A faithful transcription of all the data is required.

* Structured figure records
==========

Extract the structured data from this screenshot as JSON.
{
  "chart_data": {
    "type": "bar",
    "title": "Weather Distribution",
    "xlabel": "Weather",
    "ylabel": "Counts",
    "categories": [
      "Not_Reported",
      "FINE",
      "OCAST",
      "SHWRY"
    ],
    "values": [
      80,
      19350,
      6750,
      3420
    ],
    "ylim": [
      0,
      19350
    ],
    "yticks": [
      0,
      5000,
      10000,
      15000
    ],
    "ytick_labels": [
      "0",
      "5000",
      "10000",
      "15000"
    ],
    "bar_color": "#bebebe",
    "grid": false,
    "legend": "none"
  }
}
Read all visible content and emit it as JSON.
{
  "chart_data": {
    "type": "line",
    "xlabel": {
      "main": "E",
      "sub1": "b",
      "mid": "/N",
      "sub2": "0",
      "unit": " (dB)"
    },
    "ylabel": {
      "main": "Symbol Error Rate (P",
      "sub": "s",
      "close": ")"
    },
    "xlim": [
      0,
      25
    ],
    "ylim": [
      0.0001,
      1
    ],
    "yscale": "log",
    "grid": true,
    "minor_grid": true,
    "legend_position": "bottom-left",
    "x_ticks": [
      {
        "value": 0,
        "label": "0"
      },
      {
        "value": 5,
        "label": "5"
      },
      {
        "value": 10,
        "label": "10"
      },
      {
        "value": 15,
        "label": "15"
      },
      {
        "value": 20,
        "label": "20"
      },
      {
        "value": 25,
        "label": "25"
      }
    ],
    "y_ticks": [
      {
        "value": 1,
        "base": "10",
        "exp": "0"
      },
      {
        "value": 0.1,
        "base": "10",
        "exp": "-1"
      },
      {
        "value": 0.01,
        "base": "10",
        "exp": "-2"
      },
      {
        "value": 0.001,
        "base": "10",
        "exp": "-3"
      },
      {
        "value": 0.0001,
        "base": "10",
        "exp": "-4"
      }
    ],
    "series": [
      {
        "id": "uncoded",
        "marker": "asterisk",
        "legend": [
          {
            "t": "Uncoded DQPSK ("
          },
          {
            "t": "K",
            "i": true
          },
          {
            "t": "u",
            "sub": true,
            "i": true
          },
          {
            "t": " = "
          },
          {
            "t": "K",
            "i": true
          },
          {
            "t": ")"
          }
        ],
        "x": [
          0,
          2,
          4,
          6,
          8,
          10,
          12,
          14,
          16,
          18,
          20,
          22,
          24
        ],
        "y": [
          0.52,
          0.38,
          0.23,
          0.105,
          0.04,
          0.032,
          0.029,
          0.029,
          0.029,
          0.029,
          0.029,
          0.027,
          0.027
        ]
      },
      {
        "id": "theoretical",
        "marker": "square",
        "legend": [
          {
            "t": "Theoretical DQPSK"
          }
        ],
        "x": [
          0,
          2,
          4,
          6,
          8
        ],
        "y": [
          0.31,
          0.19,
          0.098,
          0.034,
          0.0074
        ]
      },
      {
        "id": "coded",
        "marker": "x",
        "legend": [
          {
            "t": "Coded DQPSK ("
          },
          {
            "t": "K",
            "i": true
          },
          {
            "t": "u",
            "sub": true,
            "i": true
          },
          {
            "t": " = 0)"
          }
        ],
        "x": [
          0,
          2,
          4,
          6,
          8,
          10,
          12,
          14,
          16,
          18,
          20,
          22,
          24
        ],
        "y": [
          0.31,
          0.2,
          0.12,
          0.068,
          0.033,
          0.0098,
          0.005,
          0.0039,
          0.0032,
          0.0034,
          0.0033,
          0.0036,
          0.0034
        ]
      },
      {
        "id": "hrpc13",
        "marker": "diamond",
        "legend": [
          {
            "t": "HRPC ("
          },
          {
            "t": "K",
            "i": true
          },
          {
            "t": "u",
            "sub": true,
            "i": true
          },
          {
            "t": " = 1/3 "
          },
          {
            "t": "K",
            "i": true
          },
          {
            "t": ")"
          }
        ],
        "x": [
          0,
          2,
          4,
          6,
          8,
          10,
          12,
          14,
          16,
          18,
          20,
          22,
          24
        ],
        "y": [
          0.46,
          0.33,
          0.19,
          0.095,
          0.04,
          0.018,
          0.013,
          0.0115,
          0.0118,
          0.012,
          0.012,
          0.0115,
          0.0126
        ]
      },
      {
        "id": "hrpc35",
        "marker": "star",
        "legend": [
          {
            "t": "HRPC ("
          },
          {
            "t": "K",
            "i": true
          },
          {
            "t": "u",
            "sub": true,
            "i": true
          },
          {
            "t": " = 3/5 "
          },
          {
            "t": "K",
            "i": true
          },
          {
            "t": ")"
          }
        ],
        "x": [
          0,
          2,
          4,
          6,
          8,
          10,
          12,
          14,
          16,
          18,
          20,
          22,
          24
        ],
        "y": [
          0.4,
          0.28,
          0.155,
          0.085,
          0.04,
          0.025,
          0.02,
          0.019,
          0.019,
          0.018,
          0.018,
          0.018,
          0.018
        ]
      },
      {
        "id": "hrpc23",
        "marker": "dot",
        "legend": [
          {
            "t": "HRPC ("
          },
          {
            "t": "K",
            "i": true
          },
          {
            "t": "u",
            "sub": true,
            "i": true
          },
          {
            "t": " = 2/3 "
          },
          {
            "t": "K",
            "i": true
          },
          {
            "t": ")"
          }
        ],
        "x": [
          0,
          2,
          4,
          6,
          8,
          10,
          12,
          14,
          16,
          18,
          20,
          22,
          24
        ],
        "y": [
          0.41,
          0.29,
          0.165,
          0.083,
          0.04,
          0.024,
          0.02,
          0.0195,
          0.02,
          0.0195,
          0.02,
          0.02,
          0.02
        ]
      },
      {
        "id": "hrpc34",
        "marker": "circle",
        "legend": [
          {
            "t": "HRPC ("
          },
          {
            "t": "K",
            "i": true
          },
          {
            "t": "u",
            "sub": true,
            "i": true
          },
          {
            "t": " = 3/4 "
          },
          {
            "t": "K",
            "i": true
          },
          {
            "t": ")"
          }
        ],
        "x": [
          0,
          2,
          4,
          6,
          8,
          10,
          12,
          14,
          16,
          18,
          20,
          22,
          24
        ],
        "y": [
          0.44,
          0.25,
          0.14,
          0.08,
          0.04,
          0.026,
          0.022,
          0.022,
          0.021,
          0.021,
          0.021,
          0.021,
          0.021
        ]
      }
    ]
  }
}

==========

* Exercise result
Extract the structured data from this screenshot as JSON.
{
  "chart_data": {
    "type": "bar",
    "title": "Weather Distribution",
    "xlabel": "Weather",
    "ylabel": "Counts",
    "categories": [
      "Not_Reported",
      "FINE",
      "OCAST",
      "SHWRY"
    ],
    "values": [
      80,
      19350,
      6750,
      3420
    ],
    "ylim": [
      0,
      19350
    ],
    "yticks": [
      0,
      5000,
      10000,
      15000
    ],
    "ytick_labels": [
      "0",
      "5000",
      "10000",
      "15000"
    ],
    "bar_color": "#bebebe",
    "grid": false,
    "legend": "none"
  }
}
Read all visible content and emit it as JSON.
{
  "chart_data": {
    "type": "line",
    "xlabel": {
      "main": "E",
      "sub1": "b",
      "mid": "/N",
      "sub2": "0",
      "unit": " (dB)"
    },
    "ylabel": {
      "main": "Symbol Error Rate (P",
      "sub": "s",
      "close": ")"
    },
    "xlim": [
      0,
      25
    ],
    "ylim": [
      0.0001,
      1
    ],
    "yscale": "log",
    "grid": true,
    "minor_grid": true,
    "legend_position": "bottom-left",
    "x_ticks": [
      {
        "value": 0,
        "label": "0"
      },
      {
        "value": 5,
        "label": "5"
      },
      {
        "value": 10,
        "label": "10"
      },
      {
        "value": 15,
        "label": "15"
      },
      {
        "value": 20,
        "label": "20"
      },
      {
        "value": 25,
        "label": "25"
      }
    ],
    "y_ticks": [
      {
        "value": 1,
        "base": "10",
        "exp": "0"
      },
      {
        "value": 0.1,
        "base": "10",
        "exp": "-1"
      },
      {
        "value": 0.01,
        "base": "10",
        "exp": "-2"
      },
      {
        "value": 0.001,
        "base": "10",
        "exp": "-3"
      },
      {
        "value": 0.0001,
        "base": "10",
        "exp": "-4"
      }
    ],
    "series": [
      {
        "id": "uncoded",
        "marker": "asterisk",
        "legend": [
          {
            "t": "Uncoded DQPSK ("
          },
          {
            "t": "K",
            "i": true
          },
          {
            "t": "u",
            "sub": true,
            "i": true
          },
          {
            "t": " = "
          },
          {
            "t": "K",
            "i": true
          },
          {
            "t": ")"
          }
        ],
        "x": [
          0,
          2,
          4,
          6,
          8,
          10,
          12,
          14,
          16,
          18,
          20,
          22,
          24
        ],
        "y": [
          0.52,
          0.38,
          0.23,
          0.105,
          0.04,
          0.032,
          0.029,
          0.029,
          0.029,
          0.029,
          0.029,
          0.027,
          0.027
        ]
      },
      {
        "id": "theoretical",
        "marker": "square",
        "legend": [
          {
            "t": "Theoretical DQPSK"
          }
        ],
        "x": [
          0,
          2,
          4,
          6,
          8
        ],
        "y": [
          0.31,
          0.19,
          0.098,
          0.034,
          0.0074
        ]
      },
      {
        "id": "coded",
        "marker": "x",
        "legend": [
          {
            "t": "Coded DQPSK ("
          },
          {
            "t": "K",
            "i": true
          },
          {
            "t": "u",
            "sub": true,
            "i": true
          },
          {
            "t": " = 0)"
          }
        ],
        "x": [
          0,
          2,
          4,
          6,
          8,
          10,
          12,
          14,
          16,
          18,
          20,
          22,
          24
        ],
        "y": [
          0.31,
          0.2,
          0.12,
          0.068,
          0.033,
          0.0098,
          0.005,
          0.0039,
          0.0032,
          0.0034,
          0.0033,
          0.0036,
          0.0034
        ]
      },
      {
        "id": "hrpc13",
        "marker": "diamond",
        "legend": [
          {
            "t": "HRPC ("
          },
          {
            "t": "K",
            "i": true
          },
          {
            "t": "u",
            "sub": true,
            "i": true
          },
          {
            "t": " = 1/3 "
          },
          {
            "t": "K",
            "i": true
          },
          {
            "t": ")"
          }
        ],
        "x": [
          0,
          2,
          4,
          6,
          8,
          10,
          12,
          14,
          16,
          18,
          20,
          22,
          24
        ],
        "y": [
          0.46,
          0.33,
          0.19,
          0.095,
          0.04,
          0.018,
          0.013,
          0.0115,
          0.0118,
          0.012,
          0.012,
          0.0115,
          0.0126
        ]
      },
      {
        "id": "hrpc35",
        "marker": "star",
        "legend": [
          {
            "t": "HRPC ("
          },
          {
            "t": "K",
            "i": true
          },
          {
            "t": "u",
            "sub": true,
            "i": true
          },
          {
            "t": " = 3/5 "
          },
          {
            "t": "K",
            "i": true
          },
          {
            "t": ")"
          }
        ],
        "x": [
          0,
          2,
          4,
          6,
          8,
          10,
          12,
          14,
          16,
          18,
          20,
          22,
          24
        ],
        "y": [
          0.4,
          0.28,
          0.155,
          0.085,
          0.04,
          0.025,
          0.02,
          0.019,
          0.019,
          0.018,
          0.018,
          0.018,
          0.018
        ]
      },
      {
        "id": "hrpc23",
        "marker": "dot",
        "legend": [
          {
            "t": "HRPC ("
          },
          {
            "t": "K",
            "i": true
          },
          {
            "t": "u",
            "sub": true,
            "i": true
          },
          {
            "t": " = 2/3 "
          },
          {
            "t": "K",
            "i": true
          },
          {
            "t": ")"
          }
        ],
        "x": [
          0,
          2,
          4,
          6,
          8,
          10,
          12,
          14,
          16,
          18,
          20,
          22,
          24
        ],
        "y": [
          0.41,
          0.29,
          0.165,
          0.083,
          0.04,
          0.024,
          0.02,
          0.0195,
          0.02,
          0.0195,
          0.02,
          0.02,
          0.02
        ]
      },
      {
        "id": "hrpc34",
        "marker": "circle",
        "legend": [
          {
            "t": "HRPC ("
          },
          {
            "t": "K",
            "i": true
          },
          {
            "t": "u",
            "sub": true,
            "i": true
          },
          {
            "t": " = 3/4 "
          },
          {
            "t": "K",
            "i": true
          },
          {
            "t": ")"
          }
        ],
        "x": [
          0,
          2,
          4,
          6,
          8,
          10,
          12,
          14,
          16,
          18,
          20,
          22,
          24
        ],
        "y": [
          0.44,
          0.25,
          0.14,
          0.08,
          0.04,
          0.026,
          0.022,
          0.022,
          0.021,
          0.021,
          0.021,
          0.021,
          0.021
        ]
      }
    ]
  }
}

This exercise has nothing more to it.